[Dataset records]
━━━━━━━━━━━━━━━━━━━━

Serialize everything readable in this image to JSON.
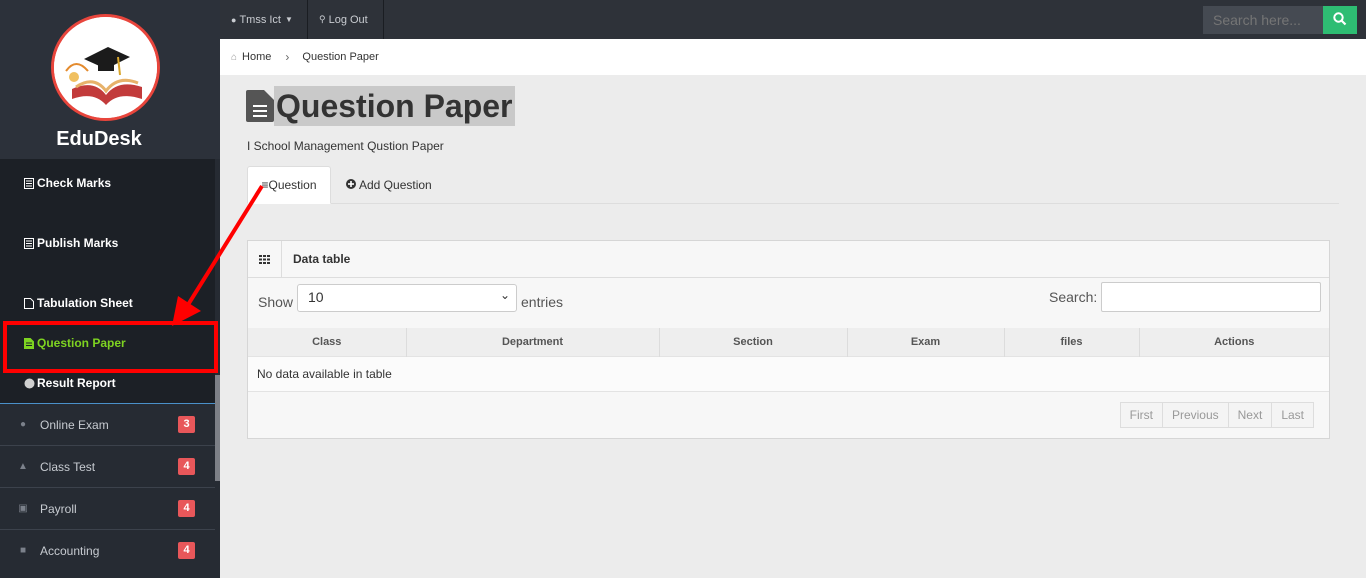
{
  "brand": {
    "name": "EduDesk"
  },
  "sidebar": {
    "submenu": [
      {
        "label": "Check Marks",
        "icon": "report-icon"
      },
      {
        "label": "Publish Marks",
        "icon": "report-icon"
      },
      {
        "label": "Tabulation Sheet",
        "icon": "file-icon"
      },
      {
        "label": "Question Paper",
        "icon": "file-text-icon",
        "active": true
      },
      {
        "label": "Result Report",
        "icon": "circle-icon"
      }
    ],
    "menu": [
      {
        "label": "Online Exam",
        "badge": "3",
        "icon": "info-icon"
      },
      {
        "label": "Class Test",
        "badge": "4",
        "icon": "graduation-cap-icon"
      },
      {
        "label": "Payroll",
        "badge": "4",
        "icon": "money-icon"
      },
      {
        "label": "Accounting",
        "badge": "4",
        "icon": "briefcase-icon"
      }
    ]
  },
  "topbar": {
    "user_label": "Tmss Ict",
    "logout_label": "Log Out",
    "search_placeholder": "Search here..."
  },
  "breadcrumb": {
    "home": "Home",
    "current": "Question Paper"
  },
  "page": {
    "title": "Question Paper",
    "subtitle": "I School Management Qustion Paper",
    "tabs": {
      "question": "Question",
      "add_question": "Add Question"
    }
  },
  "panel": {
    "title": "Data table",
    "show_label": "Show",
    "entries_value": "10",
    "entries_label": "entries",
    "search_label": "Search:",
    "columns": [
      "Class",
      "Department",
      "Section",
      "Exam",
      "files",
      "Actions"
    ],
    "empty_message": "No data available in table",
    "pagination": {
      "first": "First",
      "previous": "Previous",
      "next": "Next",
      "last": "Last"
    }
  },
  "colors": {
    "accent_green": "#2ebd73",
    "active_menu": "#7ed321",
    "badge": "#e8575a",
    "annotation": "#ff0000"
  }
}
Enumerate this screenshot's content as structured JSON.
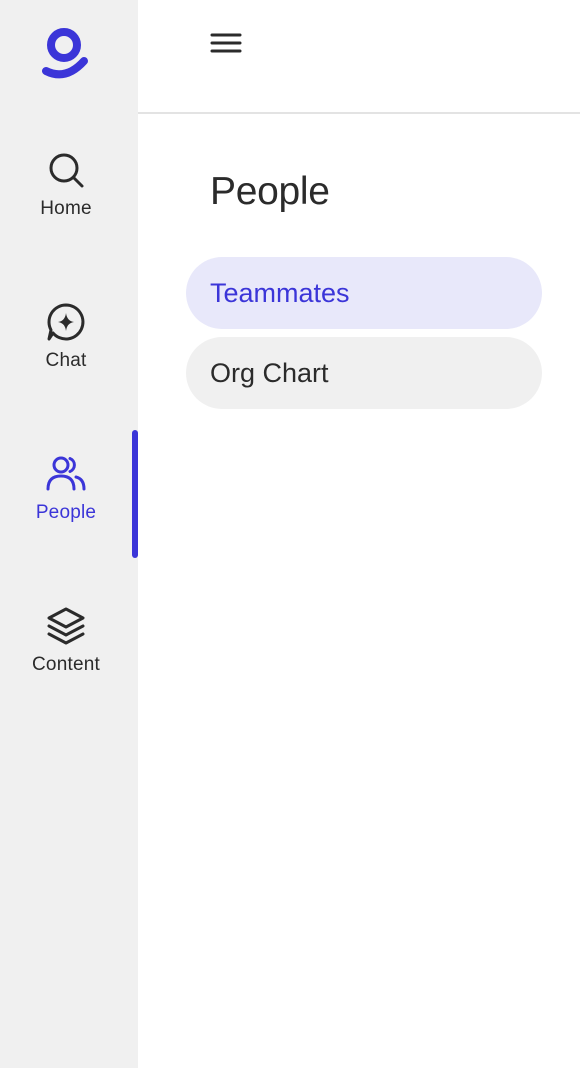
{
  "colors": {
    "accent": "#3b35d8",
    "sidebar_bg": "#f0f0f0",
    "active_pill_bg": "#e8e8fa",
    "inactive_pill_bg": "#f0f0f0",
    "text": "#2b2b2b"
  },
  "sidebar": {
    "logo_icon": "brand-g-logo",
    "items": [
      {
        "label": "Home",
        "icon": "search-icon",
        "active": false
      },
      {
        "label": "Chat",
        "icon": "chat-sparkle-icon",
        "active": false
      },
      {
        "label": "People",
        "icon": "people-icon",
        "active": true
      },
      {
        "label": "Content",
        "icon": "layers-icon",
        "active": false
      }
    ]
  },
  "header": {
    "menu_icon": "hamburger-menu-icon"
  },
  "main": {
    "title": "People",
    "tabs": [
      {
        "label": "Teammates",
        "selected": true
      },
      {
        "label": "Org Chart",
        "selected": false
      }
    ]
  }
}
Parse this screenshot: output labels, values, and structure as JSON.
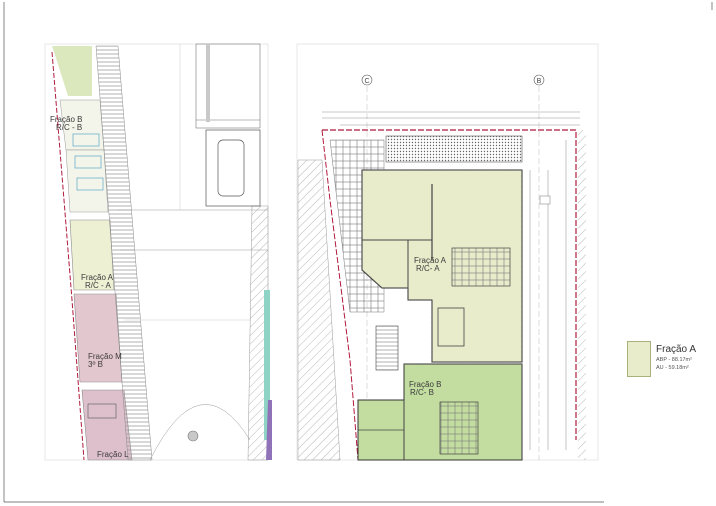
{
  "left_plan": {
    "units": [
      {
        "line1": "Fração B",
        "line2": "R/C - B"
      },
      {
        "line1": "Fração A",
        "line2": "R/C - A"
      },
      {
        "line1": "Fração M",
        "line2": "3º B"
      },
      {
        "line1": "Fração L",
        "line2": ""
      }
    ]
  },
  "right_plan": {
    "grid_axes": [
      "C",
      "B"
    ],
    "units": [
      {
        "line1": "Fração A",
        "line2": "R/C- A"
      },
      {
        "line1": "Fração B",
        "line2": "R/C- B"
      }
    ]
  },
  "legend": {
    "title": "Fração A",
    "abp": "ABP - 88.17m²",
    "au": "AU - 59.18m²"
  },
  "colors": {
    "unit_a_fill": "#e8eccb",
    "unit_b_fill": "#c3dda0",
    "unit_m_fill": "#e3c7cf",
    "unit_l_fill": "#ddc0cc",
    "boundary_red": "#b01b3c",
    "hatch_gray": "#9a9a9a"
  }
}
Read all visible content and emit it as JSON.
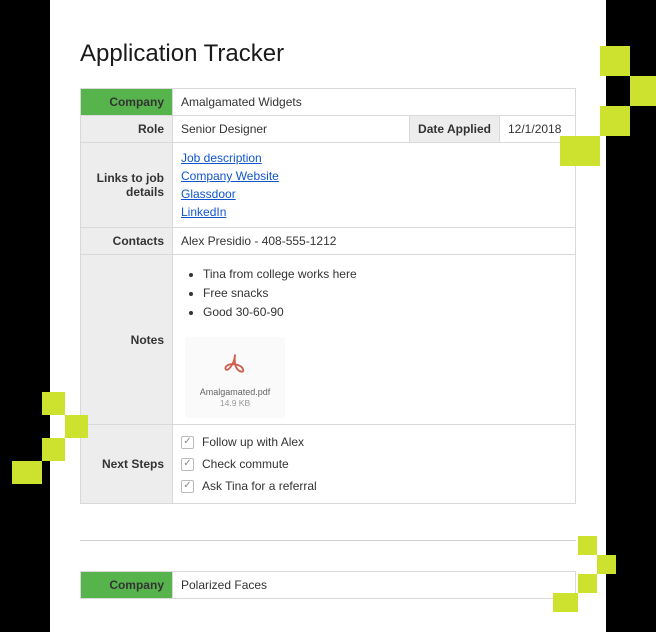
{
  "title": "Application Tracker",
  "labels": {
    "company": "Company",
    "role": "Role",
    "date_applied": "Date Applied",
    "links": "Links to job details",
    "contacts": "Contacts",
    "notes": "Notes",
    "next_steps": "Next Steps"
  },
  "applications": [
    {
      "company": "Amalgamated Widgets",
      "role": "Senior Designer",
      "date_applied": "12/1/2018",
      "links": [
        "Job description",
        "Company Website",
        "Glassdoor",
        "LinkedIn"
      ],
      "contacts": "Alex Presidio - 408-555-1212",
      "notes": [
        "Tina from college works here",
        "Free snacks",
        "Good 30-60-90"
      ],
      "attachment": {
        "name": "Amalgamated.pdf",
        "size": "14.9 KB"
      },
      "next_steps": [
        {
          "text": "Follow up with Alex",
          "checked": true
        },
        {
          "text": "Check commute",
          "checked": true
        },
        {
          "text": "Ask Tina for a referral",
          "checked": true
        }
      ]
    },
    {
      "company": "Polarized Faces"
    }
  ]
}
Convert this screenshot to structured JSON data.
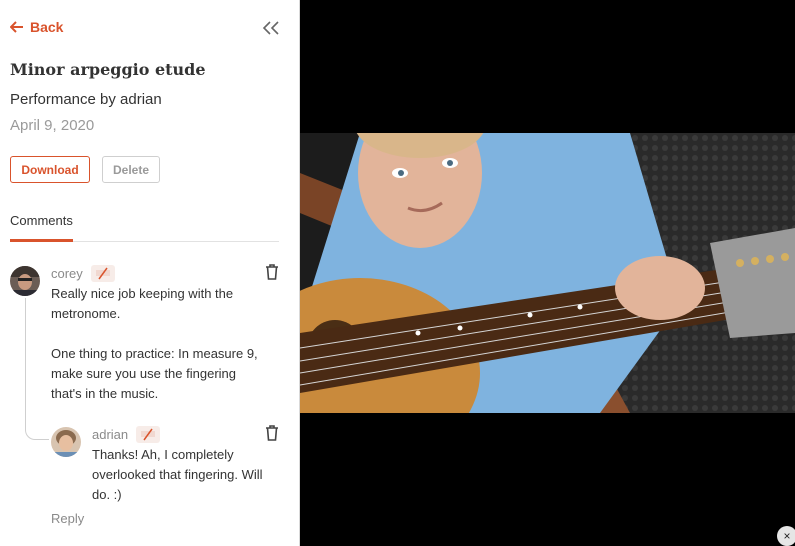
{
  "nav": {
    "back_label": "Back"
  },
  "performance": {
    "title": "Minor arpeggio etude",
    "performer": "Performance by adrian",
    "date": "April 9, 2020"
  },
  "actions": {
    "download_label": "Download",
    "delete_label": "Delete"
  },
  "tabs": [
    {
      "label": "Comments",
      "active": true
    }
  ],
  "comments": [
    {
      "author": "corey",
      "lines": [
        "Really nice job keeping with the",
        "metronome.",
        "",
        "One thing to practice: In measure 9,",
        "make sure you use the fingering",
        "that's in the music."
      ],
      "replies": [
        {
          "author": "adrian",
          "lines": [
            "Thanks! Ah, I completely",
            "overlooked that fingering. Will",
            "do. :)"
          ]
        }
      ],
      "reply_label": "Reply"
    }
  ],
  "video": {
    "close_glyph": "×"
  },
  "colors": {
    "accent": "#d9532c",
    "muted": "#9a9a9a"
  },
  "icons": [
    "arrow-left-icon",
    "double-chevron-left-icon",
    "trash-icon",
    "music-badge-icon",
    "close-icon"
  ]
}
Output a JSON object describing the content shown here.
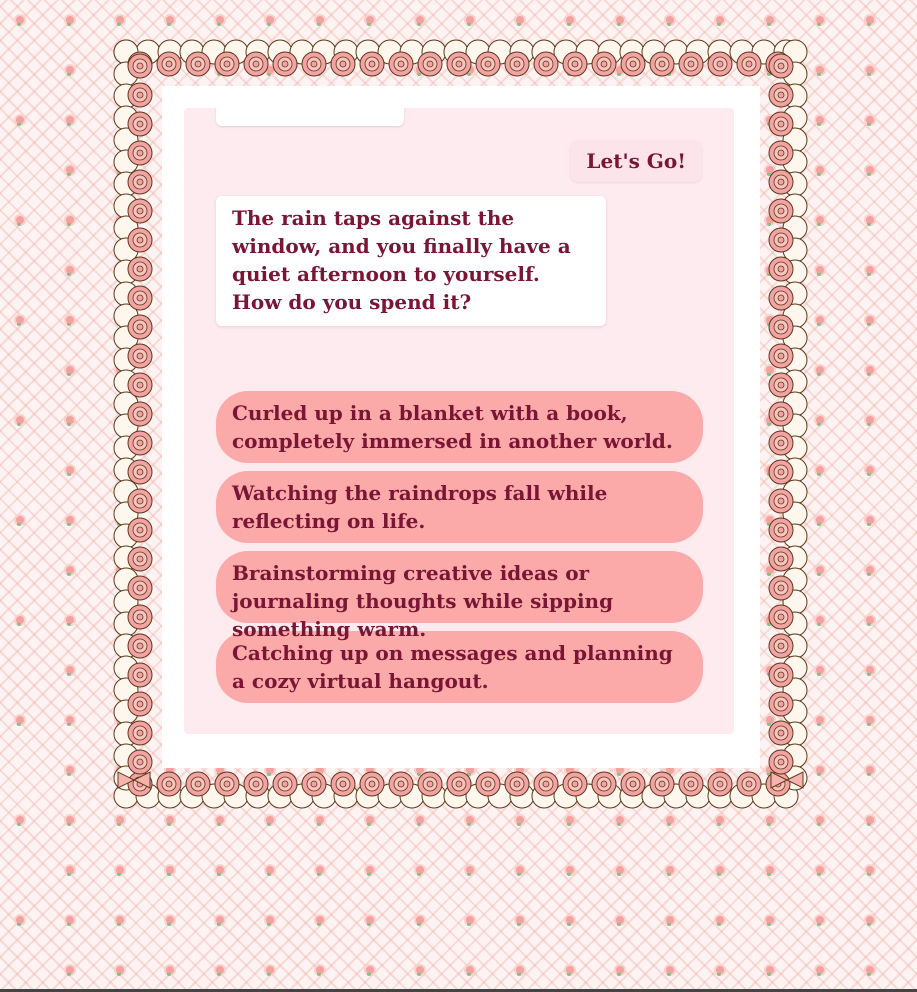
{
  "colors": {
    "page_background": "#fdf3f2",
    "frame_rose": "#f3a3a3",
    "frame_outline": "#5a3a1a",
    "panel_background": "#fdebef",
    "user_bubble": "#fde3ea",
    "option_button": "#fca9a9",
    "text": "#7a1535"
  },
  "chat": {
    "user_message": "Let's Go!",
    "bot_message": "The rain taps against the window, and you finally have a quiet afternoon to yourself. How do you spend it?",
    "options": [
      {
        "label": "Curled up in a blanket with a book, completely immersed in another world."
      },
      {
        "label": "Watching the raindrops fall while reflecting on life."
      },
      {
        "label": "Brainstorming creative ideas or journaling thoughts while sipping something warm."
      },
      {
        "label": "Catching up on messages and planning a cozy virtual hangout."
      }
    ]
  },
  "decor": {
    "frame_icon": "rose-lace-frame-icon",
    "corner_icon": "ribbon-bow-icon",
    "pattern_icon": "small-rose-icon"
  }
}
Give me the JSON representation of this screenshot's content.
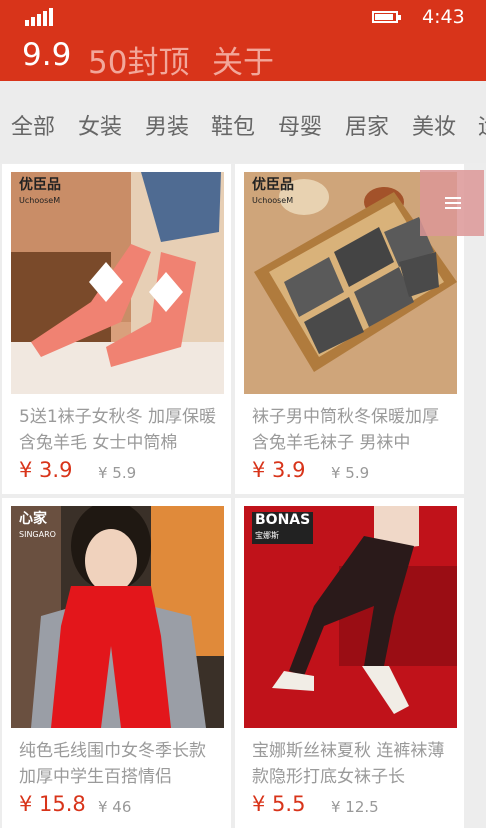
{
  "status": {
    "time": "4:43"
  },
  "top_tabs": [
    "9.9",
    "50封顶",
    "关于"
  ],
  "categories": [
    "全部",
    "女装",
    "男装",
    "鞋包",
    "母婴",
    "居家",
    "美妆",
    "运"
  ],
  "products": [
    {
      "brand": "优臣品",
      "brand_sub": "UchooseM",
      "title": "5送1袜子女秋冬 加厚保暖含兔羊毛 女士中筒棉",
      "price": "¥ 3.9",
      "orig_price": "¥ 5.9"
    },
    {
      "brand": "优臣品",
      "brand_sub": "UchooseM",
      "title": "袜子男中筒秋冬保暖加厚含兔羊毛袜子 男袜中",
      "price": "¥ 3.9",
      "orig_price": "¥ 5.9"
    },
    {
      "brand": "心家",
      "brand_sub": "SINGARO",
      "title": "纯色毛线围巾女冬季长款加厚中学生百搭情侣",
      "price": "¥ 15.8",
      "orig_price": "¥ 46"
    },
    {
      "brand": "BONAS",
      "brand_sub": "宝娜斯",
      "title": "宝娜斯丝袜夏秋 连裤袜薄款隐形打底女袜子长",
      "price": "¥ 5.5",
      "orig_price": "¥ 12.5"
    }
  ],
  "colors": {
    "accent": "#d8341a",
    "inactive_tab": "#f2a79a"
  }
}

━━━━━━━━━━━━━━━━━━━━

**Aim:** Output the line that contains "Give me the" and every subsequent line through the end of the entries, exactly as given, without pictures.

**Answer to the problem:**
Give me the JSON representation of this screenshot's content.
{
  "status": {
    "time": "4:43"
  },
  "top_tabs": [
    "9.9",
    "50封顶",
    "关于"
  ],
  "categories": [
    "全部",
    "女装",
    "男装",
    "鞋包",
    "母婴",
    "居家",
    "美妆",
    "运"
  ],
  "products": [
    {
      "brand": "优臣品",
      "brand_sub": "UchooseM",
      "title": "5送1袜子女秋冬 加厚保暖含兔羊毛 女士中筒棉",
      "price": "¥ 3.9",
      "orig_price": "¥ 5.9"
    },
    {
      "brand": "优臣品",
      "brand_sub": "UchooseM",
      "title": "袜子男中筒秋冬保暖加厚含兔羊毛袜子 男袜中",
      "price": "¥ 3.9",
      "orig_price": "¥ 5.9"
    },
    {
      "brand": "心家",
      "brand_sub": "SINGARO",
      "title": "纯色毛线围巾女冬季长款加厚中学生百搭情侣",
      "price": "¥ 15.8",
      "orig_price": "¥ 46"
    },
    {
      "brand": "BONAS",
      "brand_sub": "宝娜斯",
      "title": "宝娜斯丝袜夏秋 连裤袜薄款隐形打底女袜子长",
      "price": "¥ 5.5",
      "orig_price": "¥ 12.5"
    }
  ],
  "colors": {
    "accent": "#d8341a",
    "inactive_tab": "#f2a79a"
  }
}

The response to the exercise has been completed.